> What is needed
Take down each entry exactly as written.

> Entries supplied
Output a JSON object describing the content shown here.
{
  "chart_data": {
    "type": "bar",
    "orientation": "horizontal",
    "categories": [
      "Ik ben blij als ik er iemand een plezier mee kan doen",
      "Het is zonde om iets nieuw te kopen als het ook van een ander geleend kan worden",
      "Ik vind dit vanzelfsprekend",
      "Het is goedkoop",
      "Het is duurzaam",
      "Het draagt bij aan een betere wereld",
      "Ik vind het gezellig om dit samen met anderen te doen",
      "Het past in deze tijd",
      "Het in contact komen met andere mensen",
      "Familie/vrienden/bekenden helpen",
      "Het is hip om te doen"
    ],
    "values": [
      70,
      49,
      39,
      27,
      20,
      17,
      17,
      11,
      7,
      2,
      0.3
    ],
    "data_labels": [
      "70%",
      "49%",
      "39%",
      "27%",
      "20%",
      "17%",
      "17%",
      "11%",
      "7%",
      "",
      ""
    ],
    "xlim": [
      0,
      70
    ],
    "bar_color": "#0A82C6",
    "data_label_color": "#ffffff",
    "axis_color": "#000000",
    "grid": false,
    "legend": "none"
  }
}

> Reply
Output a JSON object describing the content shown here.
{
  "chart_data": {
    "type": "bar",
    "orientation": "horizontal",
    "categories": [
      "Ik ben blij als ik er iemand een plezier mee kan doen",
      "Het is zonde om iets nieuw te kopen als het ook van een ander geleend kan worden",
      "Ik vind dit vanzelfsprekend",
      "Het is goedkoop",
      "Het is duurzaam",
      "Het draagt bij aan een betere wereld",
      "Ik vind het gezellig om dit samen met anderen te doen",
      "Het past in deze tijd",
      "Het in contact komen met andere mensen",
      "Familie/vrienden/bekenden helpen",
      "Het is hip om te doen"
    ],
    "values": [
      70,
      49,
      39,
      27,
      20,
      17,
      17,
      11,
      7,
      2,
      0.3
    ],
    "data_labels": [
      "70%",
      "49%",
      "39%",
      "27%",
      "20%",
      "17%",
      "17%",
      "11%",
      "7%",
      "",
      ""
    ],
    "xlim": [
      0,
      70
    ],
    "bar_color": "#0A82C6",
    "data_label_color": "#ffffff",
    "axis_color": "#000000",
    "grid": false,
    "legend": "none"
  }
}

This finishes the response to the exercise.